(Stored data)

— start —

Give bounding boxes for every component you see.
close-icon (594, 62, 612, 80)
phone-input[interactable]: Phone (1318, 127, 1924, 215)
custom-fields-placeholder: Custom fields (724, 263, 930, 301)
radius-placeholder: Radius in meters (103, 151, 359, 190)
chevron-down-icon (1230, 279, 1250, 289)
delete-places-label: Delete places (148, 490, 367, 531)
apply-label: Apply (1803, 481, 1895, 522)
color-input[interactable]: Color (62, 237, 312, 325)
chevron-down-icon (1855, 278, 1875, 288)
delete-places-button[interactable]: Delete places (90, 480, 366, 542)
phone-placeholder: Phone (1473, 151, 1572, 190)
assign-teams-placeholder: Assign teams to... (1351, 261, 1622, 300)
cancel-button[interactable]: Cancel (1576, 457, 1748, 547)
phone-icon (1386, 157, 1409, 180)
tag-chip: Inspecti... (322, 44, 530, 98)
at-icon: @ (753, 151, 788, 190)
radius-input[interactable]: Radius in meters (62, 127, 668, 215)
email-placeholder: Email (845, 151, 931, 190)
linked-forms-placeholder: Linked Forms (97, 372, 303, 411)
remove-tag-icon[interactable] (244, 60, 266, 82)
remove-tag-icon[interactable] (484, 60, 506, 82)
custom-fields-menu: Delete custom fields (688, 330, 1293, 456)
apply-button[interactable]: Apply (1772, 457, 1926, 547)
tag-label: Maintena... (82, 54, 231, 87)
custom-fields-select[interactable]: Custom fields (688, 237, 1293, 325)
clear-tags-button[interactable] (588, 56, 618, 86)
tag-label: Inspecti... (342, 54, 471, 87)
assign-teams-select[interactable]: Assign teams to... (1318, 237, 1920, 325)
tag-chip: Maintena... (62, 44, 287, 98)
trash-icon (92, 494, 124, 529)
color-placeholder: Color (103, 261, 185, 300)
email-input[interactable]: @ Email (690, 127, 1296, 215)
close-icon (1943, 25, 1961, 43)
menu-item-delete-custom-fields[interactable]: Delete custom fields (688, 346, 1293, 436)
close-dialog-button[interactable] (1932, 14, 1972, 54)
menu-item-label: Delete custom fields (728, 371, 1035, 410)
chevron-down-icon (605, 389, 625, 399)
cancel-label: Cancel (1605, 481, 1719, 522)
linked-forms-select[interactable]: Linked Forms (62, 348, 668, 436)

— end —

- Objective: Copy everything from the beginning of the material down to the line containing "radius-placeholder: Radius in", both included, word for word.

- Solution to this task:
Give bounding boxes for every component you see.
close-icon (594, 62, 612, 80)
phone-input[interactable]: Phone (1318, 127, 1924, 215)
custom-fields-placeholder: Custom fields (724, 263, 930, 301)
radius-placeholder: Radius in meters (103, 151, 359, 190)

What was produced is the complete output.